[Extracts from a graphics dataset]

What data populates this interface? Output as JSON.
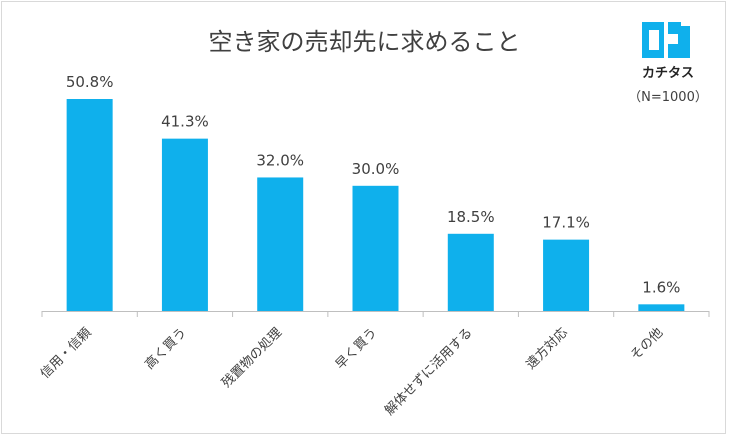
{
  "chart_data": {
    "type": "bar",
    "title": "空き家の売却先に求めること",
    "categories": [
      "信用・信頼",
      "高く買う",
      "残置物の処理",
      "早く買う",
      "解体せずに活用する",
      "遠方対応",
      "その他"
    ],
    "values": [
      50.8,
      41.3,
      32.0,
      30.0,
      18.5,
      17.1,
      1.6
    ],
    "value_labels": [
      "50.8%",
      "41.3%",
      "32.0%",
      "30.0%",
      "18.5%",
      "17.1%",
      "1.6%"
    ],
    "ylim": [
      0,
      50.8
    ],
    "bar_color": "#0fb0ec",
    "axis_color": "#bfbfbf",
    "grid": false,
    "legend": "none"
  },
  "brand": {
    "name": "カチタス",
    "sample_size": "（N=1000）",
    "logo_color": "#0fb0ec",
    "logo_icon": "katitas-logo-icon"
  }
}
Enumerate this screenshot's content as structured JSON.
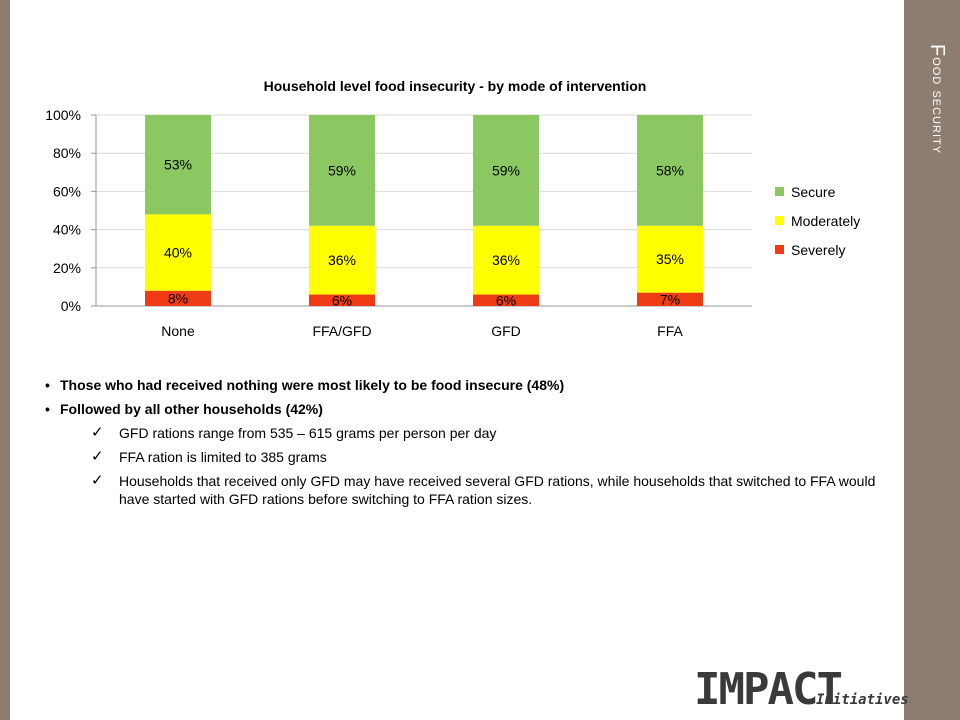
{
  "slide": {
    "section_title_cap": "F",
    "section_title_rest": "ood security"
  },
  "chart_data": {
    "type": "bar",
    "stacked": true,
    "title": "Household level food insecurity - by mode of intervention",
    "categories": [
      "None",
      "FFA/GFD",
      "GFD",
      "FFA"
    ],
    "series": [
      {
        "name": "Severely",
        "values": [
          8,
          6,
          6,
          7
        ],
        "labels": [
          "8%",
          "6%",
          "6%",
          "7%"
        ],
        "color": "#f03c14"
      },
      {
        "name": "Moderately",
        "values": [
          40,
          36,
          36,
          35
        ],
        "labels": [
          "40%",
          "36%",
          "36%",
          "35%"
        ],
        "color": "#ffff00"
      },
      {
        "name": "Secure",
        "values": [
          53,
          59,
          59,
          58
        ],
        "labels": [
          "53%",
          "59%",
          "59%",
          "58%"
        ],
        "color": "#8cc862"
      }
    ],
    "ylim": [
      0,
      100
    ],
    "yticks": [
      "0%",
      "20%",
      "40%",
      "60%",
      "80%",
      "100%"
    ],
    "grid": true,
    "legend_position": "right",
    "legend_order": [
      "Secure",
      "Moderately",
      "Severely"
    ]
  },
  "bullets": [
    {
      "text": "Those who had received nothing were most likely to be food insecure (48%)"
    },
    {
      "text": "Followed by all other households (42%)"
    }
  ],
  "checks": [
    {
      "text": "GFD rations range from 535 – 615 grams per person per day"
    },
    {
      "text": "FFA ration is limited to 385 grams"
    },
    {
      "text": "Households that received only GFD may have received several GFD rations, while households that switched to FFA would have started with GFD rations before switching to FFA ration sizes."
    }
  ],
  "logo": {
    "main": "IMPACT",
    "sub": "Initiatives"
  }
}
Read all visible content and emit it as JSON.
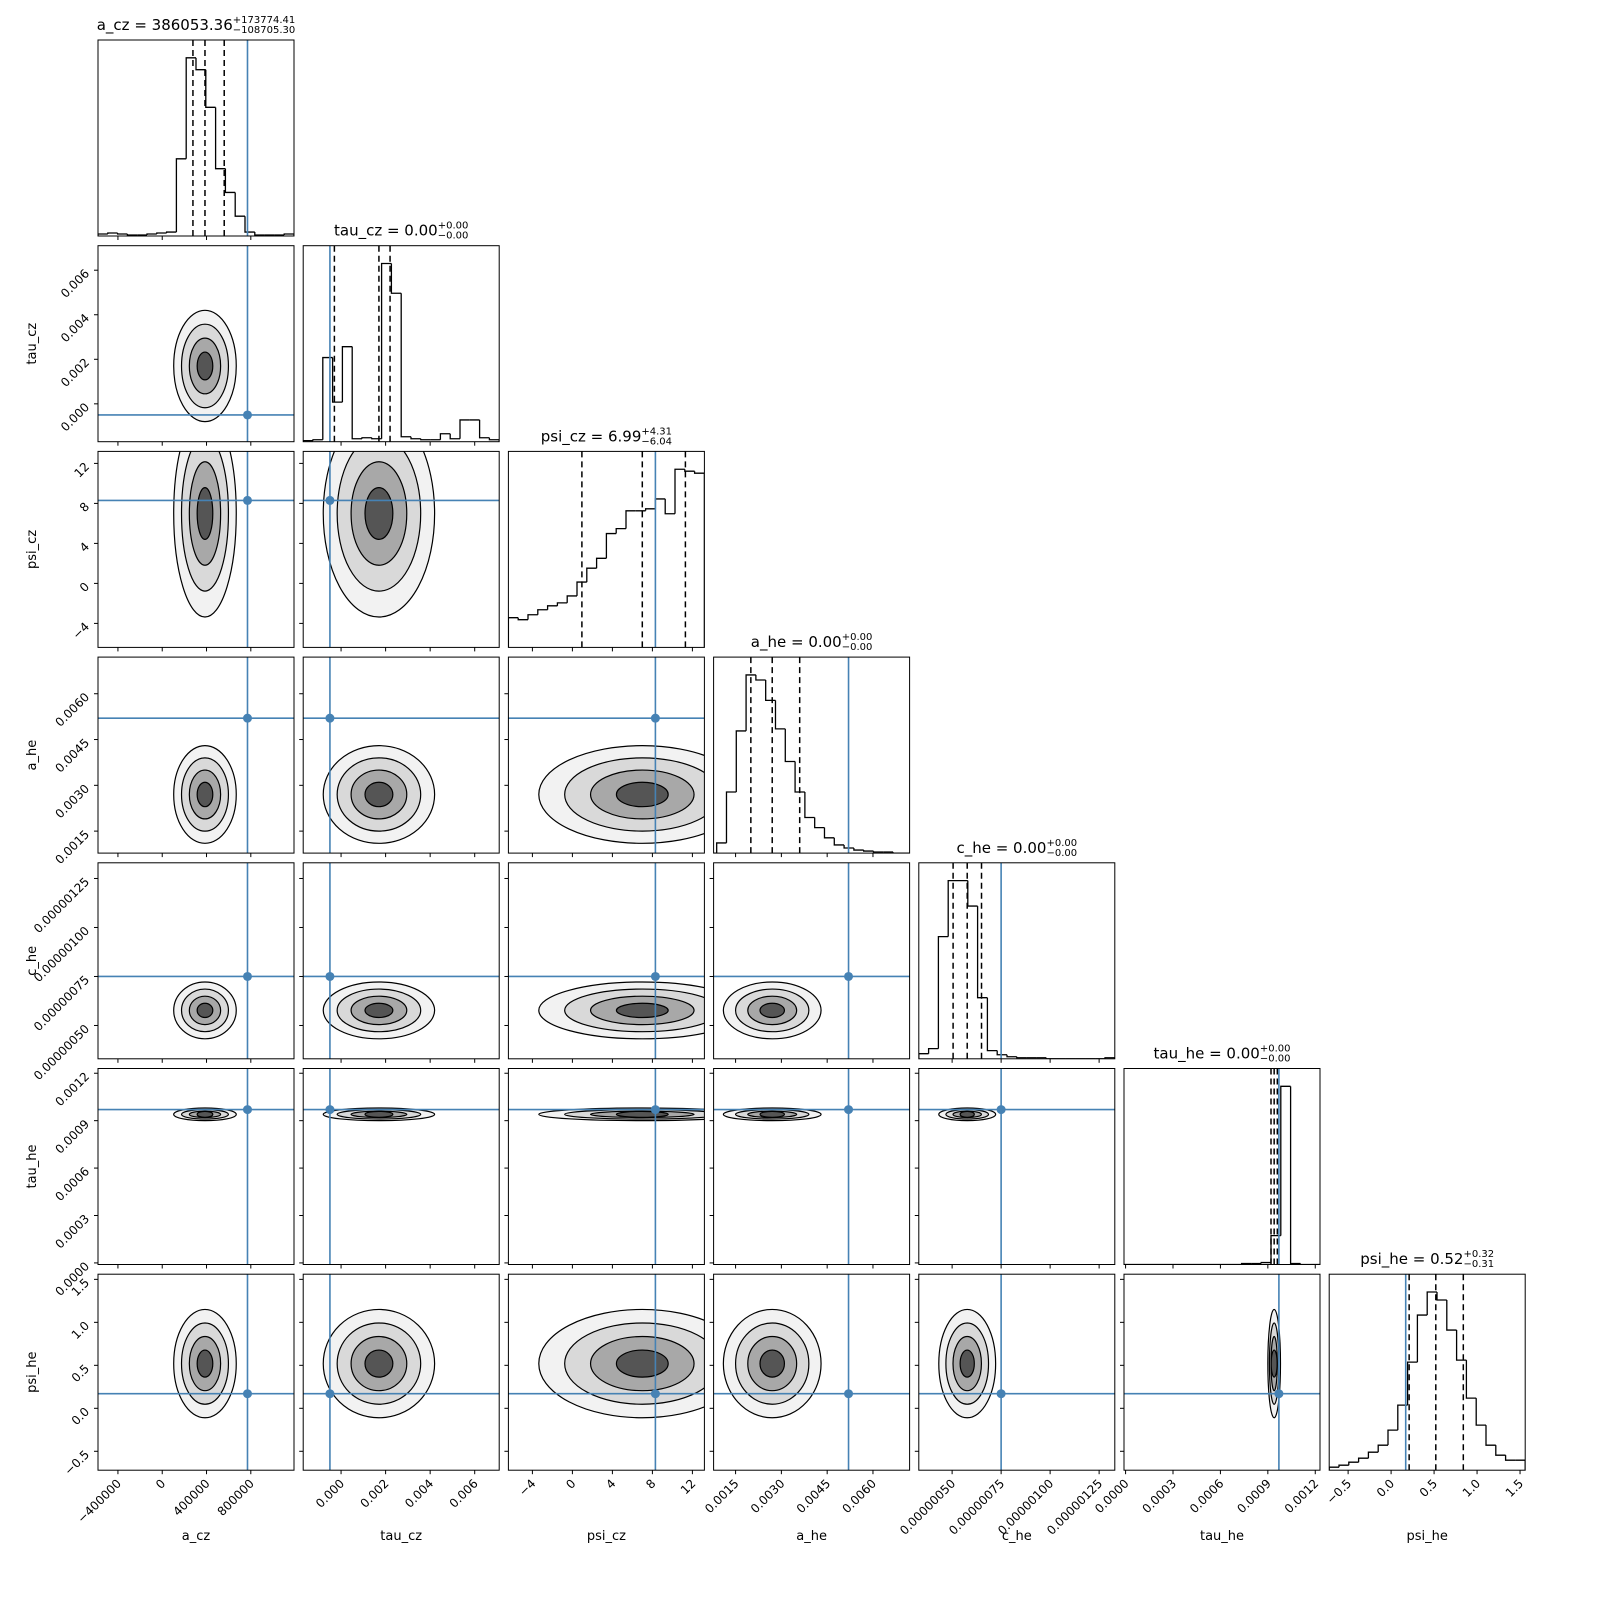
{
  "chart_data": {
    "type": "corner",
    "truth_color": "#4682b4",
    "params": [
      {
        "label": "a_cz",
        "title": "a_cz = 386053.36",
        "title_sup": "+173774.41",
        "title_sub": "−108705.30",
        "lim": [
          -580000,
          1190000
        ],
        "truth": 770000,
        "quantiles": [
          277348.06,
          386053.36,
          559827.77
        ],
        "ticks": [
          {
            "value": -400000,
            "label": "−400000"
          },
          0,
          400000,
          800000
        ],
        "bins": [
          -580000,
          -491500,
          -403000,
          -314500,
          -226000,
          -137500,
          -49000,
          39500,
          128000,
          216500,
          305000,
          393500,
          482000,
          570500,
          659000,
          747500,
          836000,
          924500,
          1013000,
          1101500,
          1190000
        ],
        "counts": [
          2,
          3,
          2,
          1,
          1,
          2,
          3,
          4,
          78,
          180,
          168,
          130,
          68,
          44,
          20,
          4,
          1,
          1,
          1,
          2
        ]
      },
      {
        "label": "tau_cz",
        "title": "tau_cz = 0.00",
        "title_sup": "+0.00",
        "title_sub": "−0.00",
        "lim": [
          -0.0017,
          0.0071
        ],
        "truth": -0.0005,
        "quantiles": [
          -0.0003,
          0.0017,
          0.0022
        ],
        "ticks": [
          {
            "value": 0,
            "label": "0.000"
          },
          0.002,
          0.004,
          0.006
        ],
        "bins": [
          -0.0017,
          -0.00126,
          -0.00082,
          -0.00038,
          6e-05,
          0.0005,
          0.00094,
          0.00138,
          0.00182,
          0.00226,
          0.0027,
          0.00314,
          0.00358,
          0.00402,
          0.00446,
          0.0049,
          0.00534,
          0.00578,
          0.00622,
          0.00666,
          0.0071
        ],
        "counts": [
          1,
          2,
          85,
          40,
          96,
          3,
          4,
          3,
          180,
          150,
          5,
          3,
          2,
          2,
          8,
          3,
          22,
          22,
          4,
          2
        ]
      },
      {
        "label": "psi_cz",
        "title": "psi_cz = 6.99",
        "title_sup": "+4.31",
        "title_sub": "−6.04",
        "lim": [
          -6.4,
          13.2
        ],
        "truth": 8.3,
        "quantiles": [
          0.95,
          6.99,
          11.3
        ],
        "ticks": [
          {
            "value": -4,
            "label": "−4"
          },
          0,
          4,
          8,
          12
        ],
        "bins": [
          -6.4,
          -5.42,
          -4.44,
          -3.46,
          -2.48,
          -1.5,
          -0.52,
          0.46,
          1.44,
          2.42,
          3.4,
          4.38,
          5.36,
          6.34,
          7.32,
          8.3,
          9.28,
          10.26,
          11.24,
          12.22,
          13.2
        ],
        "counts": [
          30,
          28,
          33,
          38,
          42,
          45,
          52,
          66,
          80,
          90,
          115,
          120,
          138,
          138,
          140,
          150,
          135,
          180,
          178,
          176
        ]
      },
      {
        "label": "a_he",
        "title": "a_he = 0.00",
        "title_sup": "+0.00",
        "title_sub": "−0.00",
        "lim": [
          0.00078,
          0.0072
        ],
        "truth": 0.0052,
        "quantiles": [
          0.002,
          0.0027,
          0.0036
        ],
        "ticks": [
          0.0015,
          {
            "value": 0.003,
            "label": "0.0030"
          },
          0.0045,
          {
            "value": 0.006,
            "label": "0.0060"
          }
        ],
        "bins": [
          0.00078,
          0.000881,
          0.001202,
          0.001523,
          0.001844,
          0.002165,
          0.002486,
          0.002807,
          0.003128,
          0.003449,
          0.00377,
          0.004091,
          0.004412,
          0.004733,
          0.005054,
          0.005375,
          0.005696,
          0.006017,
          0.006338,
          0.006659,
          0.0072
        ],
        "counts": [
          0,
          10,
          60,
          120,
          175,
          170,
          150,
          122,
          90,
          60,
          35,
          25,
          15,
          8,
          5,
          3,
          2,
          1,
          1,
          0
        ]
      },
      {
        "label": "c_he",
        "title": "c_he = 0.00",
        "title_sup": "+0.00",
        "title_sub": "−0.00",
        "lim": [
          3.3e-07,
          1.33e-06
        ],
        "truth": 7.5e-07,
        "quantiles": [
          5.05e-07,
          5.77e-07,
          6.5e-07
        ],
        "ticks": [
          {
            "value": 5e-07,
            "label": "0.00000050"
          },
          {
            "value": 7.5e-07,
            "label": "0.00000075"
          },
          {
            "value": 1e-06,
            "label": "0.00000100"
          },
          {
            "value": 1.25e-06,
            "label": "0.00000125"
          }
        ],
        "bins": [
          3.3e-07,
          3.8e-07,
          4.3e-07,
          4.8e-07,
          5.3e-07,
          5.8e-07,
          6.3e-07,
          6.8e-07,
          7.3e-07,
          7.8e-07,
          8.3e-07,
          8.8e-07,
          9.3e-07,
          9.8e-07,
          1.03e-06,
          1.08e-06,
          1.13e-06,
          1.18e-06,
          1.23e-06,
          1.28e-06,
          1.33e-06
        ],
        "counts": [
          5,
          10,
          120,
          175,
          175,
          150,
          60,
          8,
          4,
          2,
          1,
          1,
          1,
          0,
          0,
          0,
          0,
          0,
          0,
          1
        ]
      },
      {
        "label": "tau_he",
        "title": "tau_he = 0.00",
        "title_sup": "+0.00",
        "title_sub": "−0.00",
        "lim": [
          -1e-05,
          0.00123
        ],
        "truth": 0.00097,
        "quantiles": [
          0.00092,
          0.00094,
          0.00096
        ],
        "ticks": [
          {
            "value": 0,
            "label": "0.0000"
          },
          0.0003,
          0.0006,
          0.0009,
          0.0012
        ],
        "bins": [
          -1e-05,
          5.2e-05,
          0.000114,
          0.000176,
          0.000238,
          0.0003,
          0.000362,
          0.000424,
          0.000486,
          0.000548,
          0.00061,
          0.000672,
          0.000734,
          0.000796,
          0.000858,
          0.00092,
          0.000982,
          0.001044,
          0.001106,
          0.001168,
          0.00123
        ],
        "counts": [
          0,
          0,
          0,
          0,
          0,
          0,
          0,
          0,
          0,
          0,
          0,
          0,
          1,
          1,
          2,
          30,
          185,
          1,
          0,
          0
        ]
      },
      {
        "label": "psi_he",
        "title": "psi_he = 0.52",
        "title_sup": "+0.32",
        "title_sub": "−0.31",
        "lim": [
          -0.72,
          1.56
        ],
        "truth": 0.17,
        "quantiles": [
          0.21,
          0.52,
          0.84
        ],
        "ticks": [
          {
            "value": -0.5,
            "label": "−0.5"
          },
          {
            "value": 0,
            "label": "0.0"
          },
          0.5,
          {
            "value": 1,
            "label": "1.0"
          },
          1.5
        ],
        "bins": [
          -0.72,
          -0.606,
          -0.492,
          -0.378,
          -0.264,
          -0.15,
          -0.036,
          0.078,
          0.192,
          0.306,
          0.42,
          0.534,
          0.648,
          0.762,
          0.876,
          0.99,
          1.104,
          1.218,
          1.332,
          1.446,
          1.56
        ],
        "counts": [
          3,
          5,
          8,
          12,
          18,
          25,
          40,
          65,
          108,
          155,
          178,
          170,
          140,
          110,
          72,
          45,
          25,
          15,
          10,
          10
        ]
      }
    ]
  }
}
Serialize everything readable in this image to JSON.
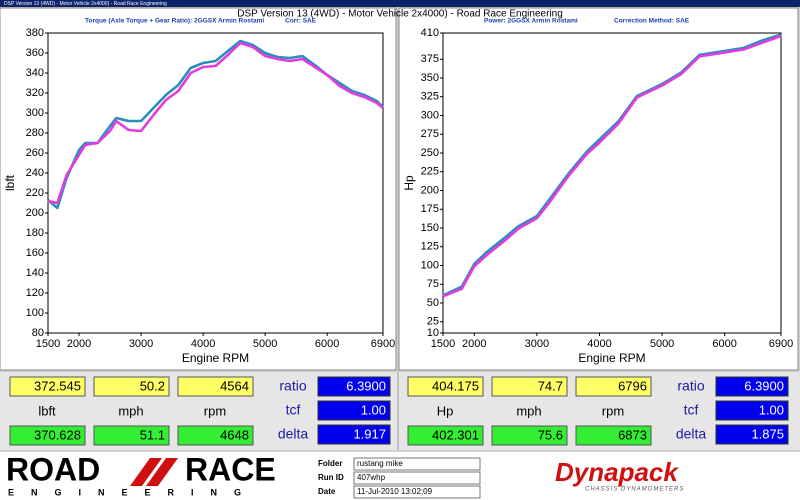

[WORK TO BE COMPLETED] Point out every line holding the string "received" and copy it.

[OUTPUT BELOW]
      "text": "Those who had received nothing were most likely to be food insecure (48%)"
      "text": "Households that received only GFD may have received several GFD rations, while households that switched to FFA would have started with GFD rations before switching to FFA ration sizes."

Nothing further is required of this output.